[Problem details] Retype, word for word, the part of the records that opens with the line containing "sym-eq: =: [389, 187, 398, 204]" and runs through the end of the records. Omit the pictures.

(Data drawn from a collection)
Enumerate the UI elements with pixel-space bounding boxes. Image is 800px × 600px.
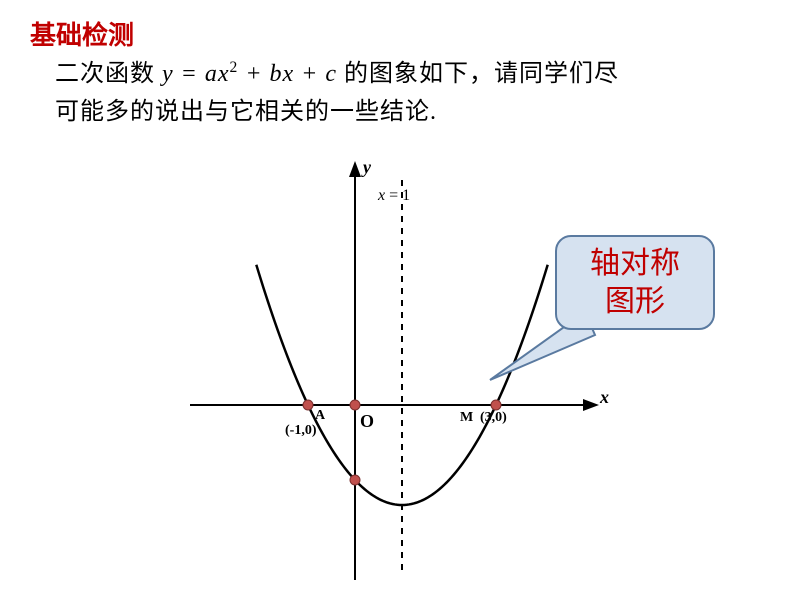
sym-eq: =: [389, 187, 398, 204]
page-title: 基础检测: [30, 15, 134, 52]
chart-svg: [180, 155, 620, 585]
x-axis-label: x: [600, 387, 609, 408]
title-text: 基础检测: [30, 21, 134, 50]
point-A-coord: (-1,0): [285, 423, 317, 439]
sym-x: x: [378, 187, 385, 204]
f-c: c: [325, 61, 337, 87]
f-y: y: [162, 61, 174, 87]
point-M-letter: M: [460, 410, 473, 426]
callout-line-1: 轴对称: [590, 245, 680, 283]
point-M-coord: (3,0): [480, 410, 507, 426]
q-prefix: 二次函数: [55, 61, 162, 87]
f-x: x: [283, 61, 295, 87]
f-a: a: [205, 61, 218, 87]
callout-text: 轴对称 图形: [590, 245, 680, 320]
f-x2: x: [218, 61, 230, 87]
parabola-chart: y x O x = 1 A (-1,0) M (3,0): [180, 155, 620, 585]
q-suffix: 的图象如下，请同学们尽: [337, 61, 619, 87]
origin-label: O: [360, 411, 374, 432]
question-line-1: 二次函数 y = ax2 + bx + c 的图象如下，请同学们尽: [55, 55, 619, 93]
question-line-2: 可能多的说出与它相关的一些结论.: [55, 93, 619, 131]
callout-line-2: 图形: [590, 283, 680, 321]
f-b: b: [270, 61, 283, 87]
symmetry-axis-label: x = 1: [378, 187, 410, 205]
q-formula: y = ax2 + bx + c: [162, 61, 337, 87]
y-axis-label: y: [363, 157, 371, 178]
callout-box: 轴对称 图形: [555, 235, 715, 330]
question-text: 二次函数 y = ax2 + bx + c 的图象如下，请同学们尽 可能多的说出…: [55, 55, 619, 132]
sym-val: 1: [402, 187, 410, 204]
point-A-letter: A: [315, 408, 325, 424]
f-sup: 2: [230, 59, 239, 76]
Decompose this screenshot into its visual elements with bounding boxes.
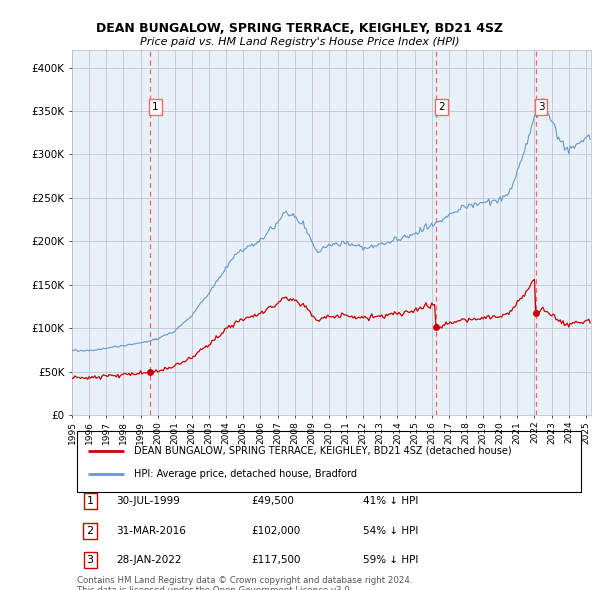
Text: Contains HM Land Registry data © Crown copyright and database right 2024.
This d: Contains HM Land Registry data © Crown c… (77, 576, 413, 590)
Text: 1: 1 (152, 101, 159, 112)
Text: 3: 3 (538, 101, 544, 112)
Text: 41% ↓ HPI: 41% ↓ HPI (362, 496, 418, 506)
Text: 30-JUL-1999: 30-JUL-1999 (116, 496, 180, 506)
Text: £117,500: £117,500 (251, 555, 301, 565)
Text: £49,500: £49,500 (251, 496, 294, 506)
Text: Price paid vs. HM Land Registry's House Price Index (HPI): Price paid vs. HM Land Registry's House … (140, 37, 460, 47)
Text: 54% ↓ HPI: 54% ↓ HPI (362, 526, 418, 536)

[Right answer]
sym-eq: =: [389, 187, 398, 204]
page-title: 基础检测: [30, 15, 134, 52]
chart-svg: [180, 155, 620, 585]
x-axis-label: x: [600, 387, 609, 408]
title-text: 基础检测: [30, 21, 134, 50]
point-A-coord: (-1,0): [285, 423, 317, 439]
sym-x: x: [378, 187, 385, 204]
f-c: c: [325, 61, 337, 87]
f-y: y: [162, 61, 174, 87]
point-M-letter: M: [460, 410, 473, 426]
callout-line-1: 轴对称: [590, 245, 680, 283]
point-M-coord: (3,0): [480, 410, 507, 426]
q-prefix: 二次函数: [55, 61, 162, 87]
f-x: x: [283, 61, 295, 87]
f-a: a: [205, 61, 218, 87]
callout-text: 轴对称 图形: [590, 245, 680, 320]
f-x2: x: [218, 61, 230, 87]
parabola-chart: y x O x = 1 A (-1,0) M (3,0): [180, 155, 620, 585]
q-suffix: 的图象如下，请同学们尽: [337, 61, 619, 87]
origin-label: O: [360, 411, 374, 432]
question-line-1: 二次函数 y = ax2 + bx + c 的图象如下，请同学们尽: [55, 55, 619, 93]
question-line-2: 可能多的说出与它相关的一些结论.: [55, 93, 619, 131]
callout-line-2: 图形: [590, 283, 680, 321]
f-b: b: [270, 61, 283, 87]
symmetry-axis-label: x = 1: [378, 187, 410, 205]
q-formula: y = ax2 + bx + c: [162, 61, 337, 87]
y-axis-label: y: [363, 157, 371, 178]
callout-box: 轴对称 图形: [555, 235, 715, 330]
question-text: 二次函数 y = ax2 + bx + c 的图象如下，请同学们尽 可能多的说出…: [55, 55, 619, 132]
sym-val: 1: [402, 187, 410, 204]
point-A-letter: A: [315, 408, 325, 424]
f-sup: 2: [230, 59, 239, 76]
Decompose this screenshot into its visual elements with bounding boxes.
Text: Contains HM Land Registry data © Crown copyright and database right 2024.
This d: Contains HM Land Registry data © Crown c… (77, 576, 413, 590)
Text: 1: 1 (152, 101, 159, 112)
Text: 3: 3 (538, 101, 544, 112)
Text: 41% ↓ HPI: 41% ↓ HPI (362, 496, 418, 506)
Text: 30-JUL-1999: 30-JUL-1999 (116, 496, 180, 506)
Text: £117,500: £117,500 (251, 555, 301, 565)
Text: £49,500: £49,500 (251, 496, 294, 506)
Text: Price paid vs. HM Land Registry's House Price Index (HPI): Price paid vs. HM Land Registry's House … (140, 37, 460, 47)
Text: 54% ↓ HPI: 54% ↓ HPI (362, 526, 418, 536)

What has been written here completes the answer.